:: Records to process ::
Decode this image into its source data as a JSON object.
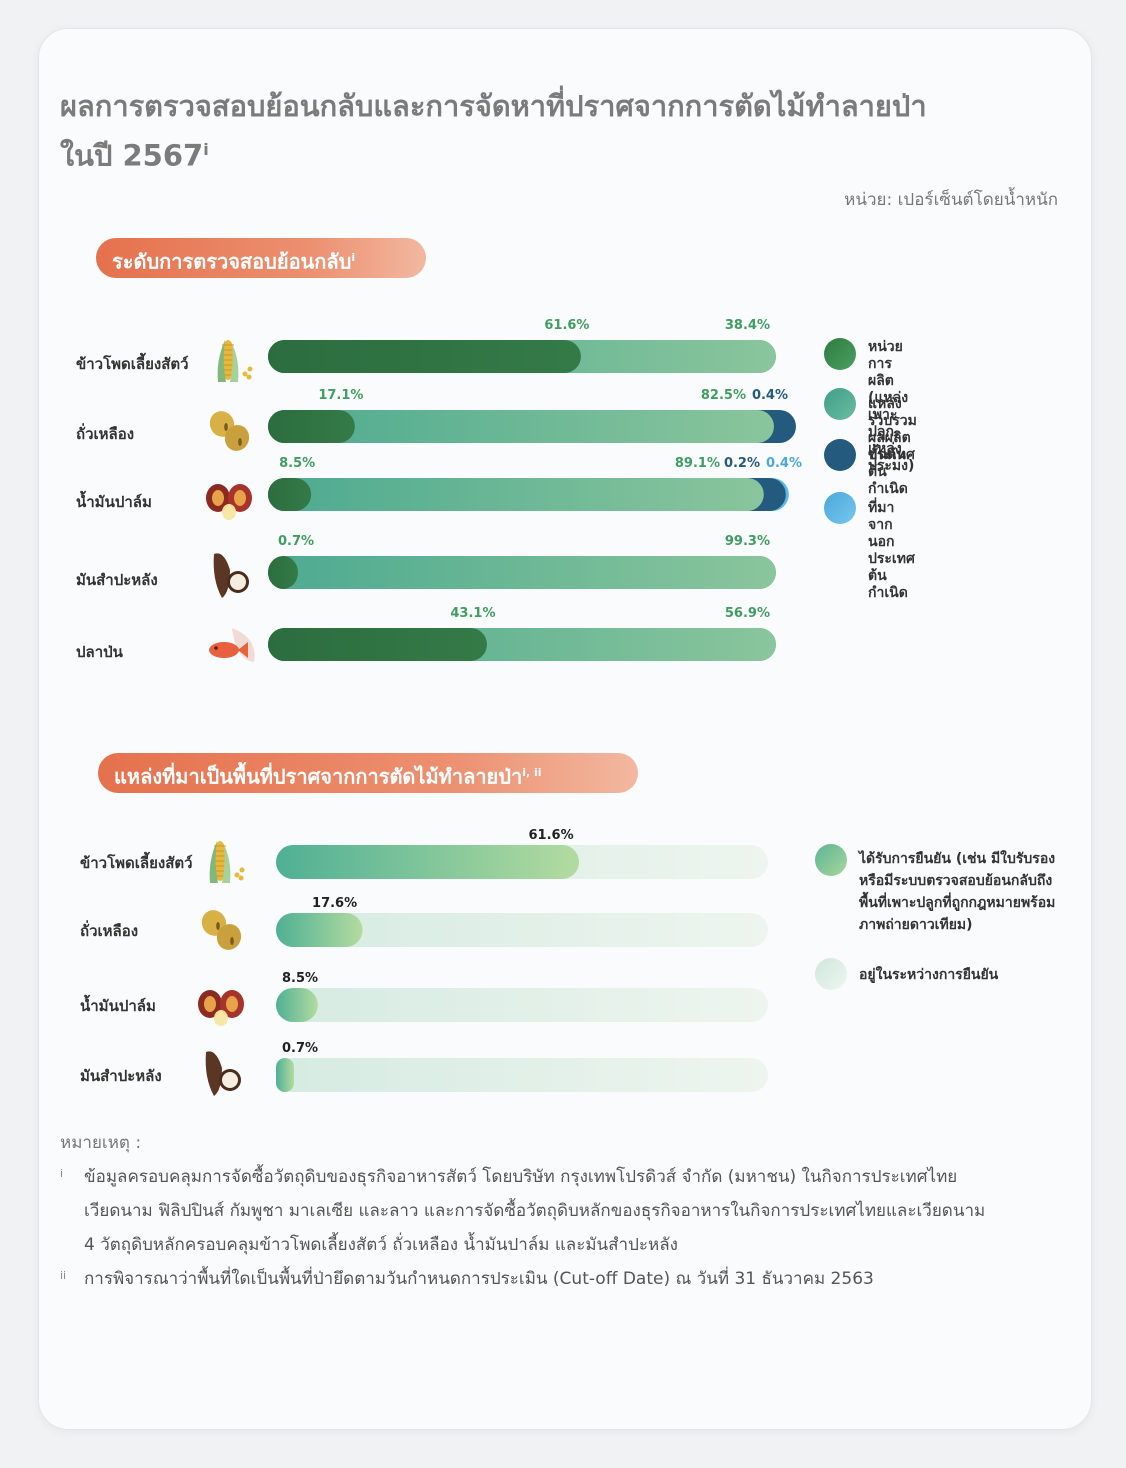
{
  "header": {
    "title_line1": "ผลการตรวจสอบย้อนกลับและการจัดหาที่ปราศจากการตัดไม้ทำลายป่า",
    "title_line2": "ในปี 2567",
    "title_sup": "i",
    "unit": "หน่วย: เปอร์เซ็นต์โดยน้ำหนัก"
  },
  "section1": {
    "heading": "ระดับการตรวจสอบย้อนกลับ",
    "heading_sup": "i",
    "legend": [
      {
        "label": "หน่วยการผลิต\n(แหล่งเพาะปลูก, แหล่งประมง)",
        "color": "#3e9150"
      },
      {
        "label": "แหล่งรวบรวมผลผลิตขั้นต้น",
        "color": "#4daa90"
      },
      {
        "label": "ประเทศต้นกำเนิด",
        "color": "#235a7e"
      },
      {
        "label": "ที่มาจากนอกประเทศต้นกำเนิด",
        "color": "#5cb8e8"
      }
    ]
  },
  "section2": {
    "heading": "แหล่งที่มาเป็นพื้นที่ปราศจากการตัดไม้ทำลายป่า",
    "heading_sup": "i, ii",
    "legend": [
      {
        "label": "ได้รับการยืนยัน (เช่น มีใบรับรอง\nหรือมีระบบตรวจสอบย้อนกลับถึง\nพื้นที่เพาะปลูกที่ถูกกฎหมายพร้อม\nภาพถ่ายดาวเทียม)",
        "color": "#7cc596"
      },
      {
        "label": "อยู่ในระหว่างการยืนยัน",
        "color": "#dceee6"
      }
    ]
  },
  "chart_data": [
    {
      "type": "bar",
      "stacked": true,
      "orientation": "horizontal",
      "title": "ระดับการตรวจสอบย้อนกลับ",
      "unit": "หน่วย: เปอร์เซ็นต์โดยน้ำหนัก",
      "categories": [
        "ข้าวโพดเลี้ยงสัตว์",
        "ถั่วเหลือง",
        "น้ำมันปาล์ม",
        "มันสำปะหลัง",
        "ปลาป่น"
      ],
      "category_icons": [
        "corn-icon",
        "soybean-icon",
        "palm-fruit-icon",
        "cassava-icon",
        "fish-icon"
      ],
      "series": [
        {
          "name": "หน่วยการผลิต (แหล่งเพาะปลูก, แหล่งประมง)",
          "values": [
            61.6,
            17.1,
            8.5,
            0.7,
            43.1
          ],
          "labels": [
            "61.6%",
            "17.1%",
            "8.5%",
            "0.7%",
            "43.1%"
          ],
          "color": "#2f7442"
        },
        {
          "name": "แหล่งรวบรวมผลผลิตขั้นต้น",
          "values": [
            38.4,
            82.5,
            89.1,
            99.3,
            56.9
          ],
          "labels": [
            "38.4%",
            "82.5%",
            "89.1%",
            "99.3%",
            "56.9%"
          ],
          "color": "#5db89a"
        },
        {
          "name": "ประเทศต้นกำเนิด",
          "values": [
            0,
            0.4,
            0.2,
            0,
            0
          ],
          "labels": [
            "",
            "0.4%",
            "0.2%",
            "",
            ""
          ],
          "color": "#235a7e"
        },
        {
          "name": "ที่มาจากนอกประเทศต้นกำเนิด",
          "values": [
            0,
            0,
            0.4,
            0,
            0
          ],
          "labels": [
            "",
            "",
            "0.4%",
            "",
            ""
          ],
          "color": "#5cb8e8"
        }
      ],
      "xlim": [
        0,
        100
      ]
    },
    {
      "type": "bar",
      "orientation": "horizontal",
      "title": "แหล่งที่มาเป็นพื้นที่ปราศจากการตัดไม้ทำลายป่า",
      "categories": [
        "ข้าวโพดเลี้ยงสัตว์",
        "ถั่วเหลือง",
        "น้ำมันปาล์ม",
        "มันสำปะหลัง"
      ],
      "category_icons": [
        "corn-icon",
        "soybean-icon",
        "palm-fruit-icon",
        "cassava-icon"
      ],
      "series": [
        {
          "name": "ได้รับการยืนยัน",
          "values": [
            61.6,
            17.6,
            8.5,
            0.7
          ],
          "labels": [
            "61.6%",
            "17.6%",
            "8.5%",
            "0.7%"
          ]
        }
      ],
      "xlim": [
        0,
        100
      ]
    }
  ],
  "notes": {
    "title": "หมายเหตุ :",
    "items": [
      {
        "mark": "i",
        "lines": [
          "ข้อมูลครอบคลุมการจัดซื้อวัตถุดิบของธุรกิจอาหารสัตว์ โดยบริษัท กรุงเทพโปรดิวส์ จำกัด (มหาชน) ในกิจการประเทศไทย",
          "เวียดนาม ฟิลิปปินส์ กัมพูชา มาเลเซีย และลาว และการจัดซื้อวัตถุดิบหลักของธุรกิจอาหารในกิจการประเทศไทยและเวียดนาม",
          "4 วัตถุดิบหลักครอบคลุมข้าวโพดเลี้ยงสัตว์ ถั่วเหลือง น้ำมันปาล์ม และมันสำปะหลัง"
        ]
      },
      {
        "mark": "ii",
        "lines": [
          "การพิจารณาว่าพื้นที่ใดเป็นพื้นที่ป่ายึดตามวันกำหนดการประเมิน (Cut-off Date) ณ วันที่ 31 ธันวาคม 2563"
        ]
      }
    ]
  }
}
==
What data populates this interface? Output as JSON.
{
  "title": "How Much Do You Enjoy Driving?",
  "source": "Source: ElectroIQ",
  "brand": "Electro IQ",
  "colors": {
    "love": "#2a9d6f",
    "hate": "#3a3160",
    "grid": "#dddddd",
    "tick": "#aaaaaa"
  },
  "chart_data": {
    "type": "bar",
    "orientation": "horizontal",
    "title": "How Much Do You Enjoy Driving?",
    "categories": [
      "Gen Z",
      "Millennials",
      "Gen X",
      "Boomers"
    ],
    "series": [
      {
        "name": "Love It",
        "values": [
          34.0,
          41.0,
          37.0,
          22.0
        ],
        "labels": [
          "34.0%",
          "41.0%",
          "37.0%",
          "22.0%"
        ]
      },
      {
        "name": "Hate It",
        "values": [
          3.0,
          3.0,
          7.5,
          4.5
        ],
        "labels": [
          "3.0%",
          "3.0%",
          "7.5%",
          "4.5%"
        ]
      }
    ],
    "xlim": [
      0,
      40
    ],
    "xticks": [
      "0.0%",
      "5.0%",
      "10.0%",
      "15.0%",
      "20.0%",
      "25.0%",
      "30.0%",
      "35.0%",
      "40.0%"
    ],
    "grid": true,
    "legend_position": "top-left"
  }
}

:: Problem to solve ::
A line counts if it holds the word "this". How many lines of the entries count? Give the number only.

:: The reply ::
2